— begin Page text —
7. Earnings Per Share |
Basic EPS was computed by dividing the earnings available to common shareholders by the average weighted number of common shares outstanding. Diluted EPS was computed by dividing the earnings available to common shareholders by the diluted weighted average number of common shares outstanding.
Diluted EPS reflects the potential dilution that could occur if securities or other agreements to issue common stock (i.e., common stock equivalents) were settled. The weighted average number of potentially dilutive shares outstanding used to calculate diluted EPS is calculated using the treasury stock method.
Common Stock Equivalents — Xcel Energy Inc. has common stock equivalents related to time-based equity compensation awards.
Stock equivalent units granted to Xcel Energy Inc.’s Board of Directors are included in common shares outstanding upon grant date as there is no further service, performance or market condition associated with these awards. Restricted stock issued to employees is included in common shares outstanding when granted.
Share-based compensation arrangements for which there is currently no dilutive impact to EPS include the following:
•Equity awards subject to a performance condition; included in common shares outstanding when all necessary conditions have been satisfied by the end of the reporting period.
•Liability awards subject to a performance condition; any portions settled in shares are included in common shares outstanding upon settlement.
Common shares outstanding used in the basic and diluted EPS computation:
Three Months Ended June 30 | Six Months Ended June 30 | |||||||||||||||||||||||||
(Shares in Millions) | 2022 | 2021 | 2022 | 2021 | ||||||||||||||||||||||
Basic | 546 | 539 | 545 | 539 | ||||||||||||||||||||||
Diluted (a) | 546 | 539 | 546 | 539 |
(a)Diluted common shares outstanding included common stock equivalents of 0.3 million for the three months ended June 30, 2022 and 2021, respectively. Diluted common shares outstanding included common stock equivalents of 0.2 million and 0.3 million for the six months ended June 30, 2022 and 2021, respectively.
8. Fair Value of Financial Assets and Liabilities |
Fair Value Measurements
Accounting guidance for fair value measurements and disclosures provides a single definition of fair value and requires disclosures about assets and liabilities measured at fair value. A hierarchical framework for disclosing the observability of the inputs utilized in measuring assets and liabilities at fair value is established by this guidance.
•Level 1 — Quoted prices are available in active markets for identical assets or liabilities as of the reporting date. The types of assets and liabilities included in Level 1 are highly liquid and actively traded instruments with quoted prices.
•Level 2 — Pricing inputs are other than quoted prices in active markets, but are either directly or indirectly observable as of the reporting date. The types of assets and liabilities included in Level 2 are typically either comparable to actively traded securities or contracts, or priced with models using highly observable inputs.
•Level 3 — Significant inputs to pricing have little or no observability as of the reporting date. The types of assets and liabilities included in Level 3 are those valued with models requiring significant management judgment or estimation.
— end Page text —
— begin Stored rows —
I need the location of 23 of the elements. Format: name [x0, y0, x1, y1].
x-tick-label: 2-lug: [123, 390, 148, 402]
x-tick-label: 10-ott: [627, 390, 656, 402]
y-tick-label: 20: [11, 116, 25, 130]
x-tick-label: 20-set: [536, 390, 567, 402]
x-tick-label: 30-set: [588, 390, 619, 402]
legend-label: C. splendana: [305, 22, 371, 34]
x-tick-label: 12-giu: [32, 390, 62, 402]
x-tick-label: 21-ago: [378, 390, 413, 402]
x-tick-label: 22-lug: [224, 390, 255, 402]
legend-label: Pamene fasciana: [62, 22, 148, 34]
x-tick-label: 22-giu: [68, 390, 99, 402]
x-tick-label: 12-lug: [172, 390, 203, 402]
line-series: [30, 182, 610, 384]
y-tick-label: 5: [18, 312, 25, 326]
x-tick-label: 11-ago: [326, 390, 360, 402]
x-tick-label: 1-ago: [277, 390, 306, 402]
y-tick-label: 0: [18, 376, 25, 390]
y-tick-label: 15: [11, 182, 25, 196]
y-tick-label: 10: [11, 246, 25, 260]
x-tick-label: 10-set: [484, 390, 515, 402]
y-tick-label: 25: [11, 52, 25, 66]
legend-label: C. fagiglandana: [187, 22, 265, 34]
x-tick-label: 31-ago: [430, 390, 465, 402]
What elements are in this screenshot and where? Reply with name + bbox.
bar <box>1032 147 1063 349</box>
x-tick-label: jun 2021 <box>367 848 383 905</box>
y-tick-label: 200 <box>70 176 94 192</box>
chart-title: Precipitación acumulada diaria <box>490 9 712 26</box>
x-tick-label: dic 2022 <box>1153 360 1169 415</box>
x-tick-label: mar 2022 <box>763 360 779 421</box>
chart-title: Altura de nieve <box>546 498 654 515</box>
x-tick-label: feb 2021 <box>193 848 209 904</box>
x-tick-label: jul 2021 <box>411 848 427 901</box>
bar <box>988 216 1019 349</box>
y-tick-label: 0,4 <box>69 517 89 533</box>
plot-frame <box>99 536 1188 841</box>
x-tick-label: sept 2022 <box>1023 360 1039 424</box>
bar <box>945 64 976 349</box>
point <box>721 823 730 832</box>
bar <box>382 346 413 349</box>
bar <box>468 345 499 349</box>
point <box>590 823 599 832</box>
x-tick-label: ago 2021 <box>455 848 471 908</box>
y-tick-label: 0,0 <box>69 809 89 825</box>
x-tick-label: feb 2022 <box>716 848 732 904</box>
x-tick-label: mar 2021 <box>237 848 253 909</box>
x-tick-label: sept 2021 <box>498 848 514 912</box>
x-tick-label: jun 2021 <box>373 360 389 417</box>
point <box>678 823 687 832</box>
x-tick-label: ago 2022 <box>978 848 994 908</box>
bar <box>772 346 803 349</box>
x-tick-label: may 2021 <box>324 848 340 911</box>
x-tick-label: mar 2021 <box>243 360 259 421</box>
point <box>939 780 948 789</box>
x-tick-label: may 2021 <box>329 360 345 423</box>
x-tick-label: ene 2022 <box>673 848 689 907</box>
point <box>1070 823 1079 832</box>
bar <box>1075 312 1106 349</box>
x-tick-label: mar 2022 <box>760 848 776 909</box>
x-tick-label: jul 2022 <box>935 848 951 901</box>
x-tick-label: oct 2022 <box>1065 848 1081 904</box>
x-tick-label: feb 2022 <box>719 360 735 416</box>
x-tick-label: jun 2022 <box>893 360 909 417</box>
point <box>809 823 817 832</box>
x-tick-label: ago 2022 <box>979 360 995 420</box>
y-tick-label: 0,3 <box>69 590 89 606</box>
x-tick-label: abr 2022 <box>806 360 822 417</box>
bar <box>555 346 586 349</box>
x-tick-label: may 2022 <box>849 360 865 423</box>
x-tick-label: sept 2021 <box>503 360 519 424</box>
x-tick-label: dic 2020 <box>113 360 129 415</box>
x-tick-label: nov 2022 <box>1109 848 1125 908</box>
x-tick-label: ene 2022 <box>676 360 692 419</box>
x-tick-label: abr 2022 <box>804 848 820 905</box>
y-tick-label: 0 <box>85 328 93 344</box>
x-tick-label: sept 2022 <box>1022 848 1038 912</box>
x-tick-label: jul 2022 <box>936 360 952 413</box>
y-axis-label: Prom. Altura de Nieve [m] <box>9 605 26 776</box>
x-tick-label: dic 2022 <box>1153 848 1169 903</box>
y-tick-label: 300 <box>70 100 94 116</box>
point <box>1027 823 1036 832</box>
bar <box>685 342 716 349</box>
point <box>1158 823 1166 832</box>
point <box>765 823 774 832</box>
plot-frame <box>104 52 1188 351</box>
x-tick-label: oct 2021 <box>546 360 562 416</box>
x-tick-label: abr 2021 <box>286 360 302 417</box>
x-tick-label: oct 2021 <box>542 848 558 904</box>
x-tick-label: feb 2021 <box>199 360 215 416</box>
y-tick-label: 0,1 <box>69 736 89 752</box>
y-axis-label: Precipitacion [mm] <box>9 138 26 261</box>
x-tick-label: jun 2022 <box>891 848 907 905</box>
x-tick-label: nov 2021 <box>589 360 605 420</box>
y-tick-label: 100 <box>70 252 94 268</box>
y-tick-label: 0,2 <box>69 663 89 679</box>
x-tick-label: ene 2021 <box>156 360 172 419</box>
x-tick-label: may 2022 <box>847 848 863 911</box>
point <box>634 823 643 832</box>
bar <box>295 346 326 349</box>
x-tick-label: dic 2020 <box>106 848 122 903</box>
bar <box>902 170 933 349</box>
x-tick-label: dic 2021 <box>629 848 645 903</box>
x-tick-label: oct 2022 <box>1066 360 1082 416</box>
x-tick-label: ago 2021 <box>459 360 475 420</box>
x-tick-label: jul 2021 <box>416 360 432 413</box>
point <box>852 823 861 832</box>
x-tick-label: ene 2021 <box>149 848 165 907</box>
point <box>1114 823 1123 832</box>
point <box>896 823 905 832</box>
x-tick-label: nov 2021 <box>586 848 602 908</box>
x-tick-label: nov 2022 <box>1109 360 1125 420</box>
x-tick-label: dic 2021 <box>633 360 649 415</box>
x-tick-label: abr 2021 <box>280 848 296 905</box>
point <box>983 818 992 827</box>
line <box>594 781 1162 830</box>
— end Stored rows —
> **Exercise instructions**
• A. Rewrite the part of the Xcel Energy notes that opens with the words "Stock equivalent units" and closes with "outstanding upon settlement.", putting "Restricted stock units" in place of "Restricted stock".
• B. In the Xcel Energy notes, what method is used to calculate the weighted average number of potentially dilutive shares outstanding for diluted EPS?
• C. Go on with the Xcel Energy notes, starting after their last sentence.
None of the material is needed for this work.

> **Expected answers**
• A.
Stock equivalent units granted to Xcel Energy Inc.’s Board of Directors are included in common shares outstanding upon grant date as there is no further service, performance or market condition associated with these awards. Restricted stock units issued to employees is included in common shares outstanding when granted.
Share-based compensation arrangements for which there is currently no dilutive impact to EPS include the following:
•Equity awards subject to a performance condition; included in common shares outstanding when all necessary conditions have been satisfied by the end of the reporting period.
•Liability awards subject to a performance condition; any portions settled in shares are included in common shares outstanding upon settlement.

• B. The treasury stock method.

• C.
Specific valuation methods include:
Cash equivalents — The fair values of cash equivalents are generally based on cost plus accrued interest; money market funds are measured using quoted NAV.
Investments in equity securities and other funds — Equity securities are valued using quoted prices in active markets. The fair values for commingled funds are measured using NAVs. The investments in commingled funds may be redeemed for NAV with proper notice. Private equity commingled fund investments require approval of the fund for any unscheduled redemption, and such redemptions may be approved or denied by the fund at its sole discretion. Unscheduled distributions from real estate commingled fund investments may be redeemed with proper notice, however, withdrawals may be delayed or discounted as a result of fund illiquidity.
11
Investments in debt securities — Fair values for debt securities are determined by a third party pricing service using recent trades and observable spreads from benchmark interest rates for similar securities.
Interest rate derivatives — Fair values of interest rate derivatives are based on broker quotes that utilize current market interest rate forecasts.
Commodity derivatives — Methods used to measure the fair value of commodity derivative forwards and options utilize forward prices and volatilities, as well as pricing adjustments for specific delivery locations and are generally assigned a Level 2 classification. When contractual settlements relate to inactive delivery locations or extend to periods beyond those readily observable on active exchanges or quoted by brokers, the significance of the use of less observable inputs on a valuation is evaluated and may result in Level 3 classification.
Electric commodity derivatives held by NSP-Minnesota and SPS include transmission congestion instruments, generally referred to as FTRs. FTRs purchased from an RTO are financial instruments that entitle or obligate the holder to monthly revenues or charges based on transmission congestion across a given transmission path.
The values of these instruments are derived from, and designed to offset, the costs of transmission congestion. In addition to overall transmission load, congestion is also influenced by the operating schedules of power plants and the consumption of electricity pertinent to a given transmission path. Unplanned plant outages, scheduled plant maintenance, changes in the relative costs of fuels used in generation, weather and overall changes in demand for electricity can each impact the operating schedules of the power plants on the transmission grid and the value of these instruments. FTRs are recognized at estimated fair value and adjusted each period prior to settlement. Given the limited observability of certain variables underlying the reported auction values of FTRs, these fair value measurements have been assigned a Level 3.
If costs of electric transmission congestion increase or decrease for a given path, the value of that particular instrument will likewise increase or decrease. Net congestion costs, including the impact of FTR settlements, are shared through fuel and purchased energy cost recovery mechanisms. As such, the fair value of the unsettled instruments (i.e., derivative asset or liability) is offset/deferred as a regulatory asset or liability.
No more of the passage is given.